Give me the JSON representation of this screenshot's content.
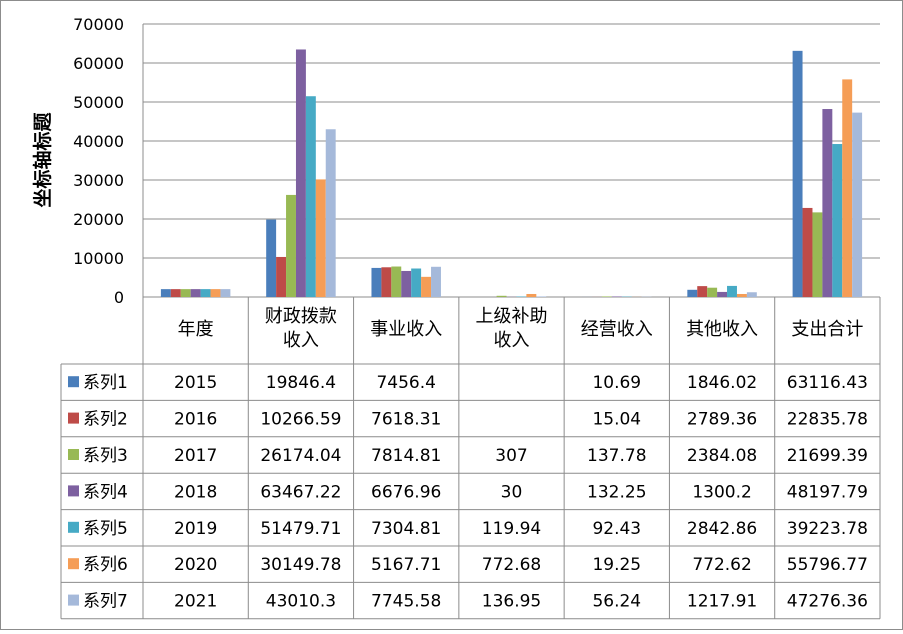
{
  "chart_data": {
    "type": "bar",
    "ylabel": "坐标轴标题",
    "ylim": [
      0,
      70000
    ],
    "y_ticks": [
      0,
      10000,
      20000,
      30000,
      40000,
      50000,
      60000,
      70000
    ],
    "y_tick_labels": [
      "0",
      "10000",
      "20000",
      "30000",
      "40000",
      "50000",
      "60000",
      "70000"
    ],
    "grid": true,
    "legend": "data-table",
    "categories": [
      "年度",
      "财政拨款收入",
      "事业收入",
      "上级补助收入",
      "经营收入",
      "其他收入",
      "支出合计"
    ],
    "category_label_lines": [
      [
        "年度"
      ],
      [
        "财政拨款",
        "收入"
      ],
      [
        "事业收入"
      ],
      [
        "上级补助",
        "收入"
      ],
      [
        "经营收入"
      ],
      [
        "其他收入"
      ],
      [
        "支出合计"
      ]
    ],
    "series": [
      {
        "name": "系列1",
        "color": "#4A7EBB",
        "values": [
          2015,
          19846.4,
          7456.4,
          null,
          10.69,
          1846.02,
          63116.43
        ],
        "labels": [
          "2015",
          "19846.4",
          "7456.4",
          "",
          "10.69",
          "1846.02",
          "63116.43"
        ]
      },
      {
        "name": "系列2",
        "color": "#BE4B48",
        "values": [
          2016,
          10266.59,
          7618.31,
          null,
          15.04,
          2789.36,
          22835.78
        ],
        "labels": [
          "2016",
          "10266.59",
          "7618.31",
          "",
          "15.04",
          "2789.36",
          "22835.78"
        ]
      },
      {
        "name": "系列3",
        "color": "#98B954",
        "values": [
          2017,
          26174.04,
          7814.81,
          307,
          137.78,
          2384.08,
          21699.39
        ],
        "labels": [
          "2017",
          "26174.04",
          "7814.81",
          "307",
          "137.78",
          "2384.08",
          "21699.39"
        ]
      },
      {
        "name": "系列4",
        "color": "#7D60A0",
        "values": [
          2018,
          63467.22,
          6676.96,
          30,
          132.25,
          1300.2,
          48197.79
        ],
        "labels": [
          "2018",
          "63467.22",
          "6676.96",
          "30",
          "132.25",
          "1300.2",
          "48197.79"
        ]
      },
      {
        "name": "系列5",
        "color": "#46AAC5",
        "values": [
          2019,
          51479.71,
          7304.81,
          119.94,
          92.43,
          2842.86,
          39223.78
        ],
        "labels": [
          "2019",
          "51479.71",
          "7304.81",
          "119.94",
          "92.43",
          "2842.86",
          "39223.78"
        ]
      },
      {
        "name": "系列6",
        "color": "#F59D56",
        "values": [
          2020,
          30149.78,
          5167.71,
          772.68,
          19.25,
          772.62,
          55796.77
        ],
        "labels": [
          "2020",
          "30149.78",
          "5167.71",
          "772.68",
          "19.25",
          "772.62",
          "55796.77"
        ]
      },
      {
        "name": "系列7",
        "color": "#A5B9DA",
        "values": [
          2021,
          43010.3,
          7745.58,
          136.95,
          56.24,
          1217.91,
          47276.36
        ],
        "labels": [
          "2021",
          "43010.3",
          "7745.58",
          "136.95",
          "56.24",
          "1217.91",
          "47276.36"
        ]
      }
    ]
  }
}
☆ ☆ ☆ ☆
Copy out all of the data word for word. Do not carry over any picture.

> TASK RESPONSE
Give me the JSON representation of this screenshot's content.
{
  "chart_data": {
    "type": "bar",
    "ylabel": "坐标轴标题",
    "ylim": [
      0,
      70000
    ],
    "y_ticks": [
      0,
      10000,
      20000,
      30000,
      40000,
      50000,
      60000,
      70000
    ],
    "y_tick_labels": [
      "0",
      "10000",
      "20000",
      "30000",
      "40000",
      "50000",
      "60000",
      "70000"
    ],
    "grid": true,
    "legend": "data-table",
    "categories": [
      "年度",
      "财政拨款收入",
      "事业收入",
      "上级补助收入",
      "经营收入",
      "其他收入",
      "支出合计"
    ],
    "category_label_lines": [
      [
        "年度"
      ],
      [
        "财政拨款",
        "收入"
      ],
      [
        "事业收入"
      ],
      [
        "上级补助",
        "收入"
      ],
      [
        "经营收入"
      ],
      [
        "其他收入"
      ],
      [
        "支出合计"
      ]
    ],
    "series": [
      {
        "name": "系列1",
        "color": "#4A7EBB",
        "values": [
          2015,
          19846.4,
          7456.4,
          null,
          10.69,
          1846.02,
          63116.43
        ],
        "labels": [
          "2015",
          "19846.4",
          "7456.4",
          "",
          "10.69",
          "1846.02",
          "63116.43"
        ]
      },
      {
        "name": "系列2",
        "color": "#BE4B48",
        "values": [
          2016,
          10266.59,
          7618.31,
          null,
          15.04,
          2789.36,
          22835.78
        ],
        "labels": [
          "2016",
          "10266.59",
          "7618.31",
          "",
          "15.04",
          "2789.36",
          "22835.78"
        ]
      },
      {
        "name": "系列3",
        "color": "#98B954",
        "values": [
          2017,
          26174.04,
          7814.81,
          307,
          137.78,
          2384.08,
          21699.39
        ],
        "labels": [
          "2017",
          "26174.04",
          "7814.81",
          "307",
          "137.78",
          "2384.08",
          "21699.39"
        ]
      },
      {
        "name": "系列4",
        "color": "#7D60A0",
        "values": [
          2018,
          63467.22,
          6676.96,
          30,
          132.25,
          1300.2,
          48197.79
        ],
        "labels": [
          "2018",
          "63467.22",
          "6676.96",
          "30",
          "132.25",
          "1300.2",
          "48197.79"
        ]
      },
      {
        "name": "系列5",
        "color": "#46AAC5",
        "values": [
          2019,
          51479.71,
          7304.81,
          119.94,
          92.43,
          2842.86,
          39223.78
        ],
        "labels": [
          "2019",
          "51479.71",
          "7304.81",
          "119.94",
          "92.43",
          "2842.86",
          "39223.78"
        ]
      },
      {
        "name": "系列6",
        "color": "#F59D56",
        "values": [
          2020,
          30149.78,
          5167.71,
          772.68,
          19.25,
          772.62,
          55796.77
        ],
        "labels": [
          "2020",
          "30149.78",
          "5167.71",
          "772.68",
          "19.25",
          "772.62",
          "55796.77"
        ]
      },
      {
        "name": "系列7",
        "color": "#A5B9DA",
        "values": [
          2021,
          43010.3,
          7745.58,
          136.95,
          56.24,
          1217.91,
          47276.36
        ],
        "labels": [
          "2021",
          "43010.3",
          "7745.58",
          "136.95",
          "56.24",
          "1217.91",
          "47276.36"
        ]
      }
    ]
  }
}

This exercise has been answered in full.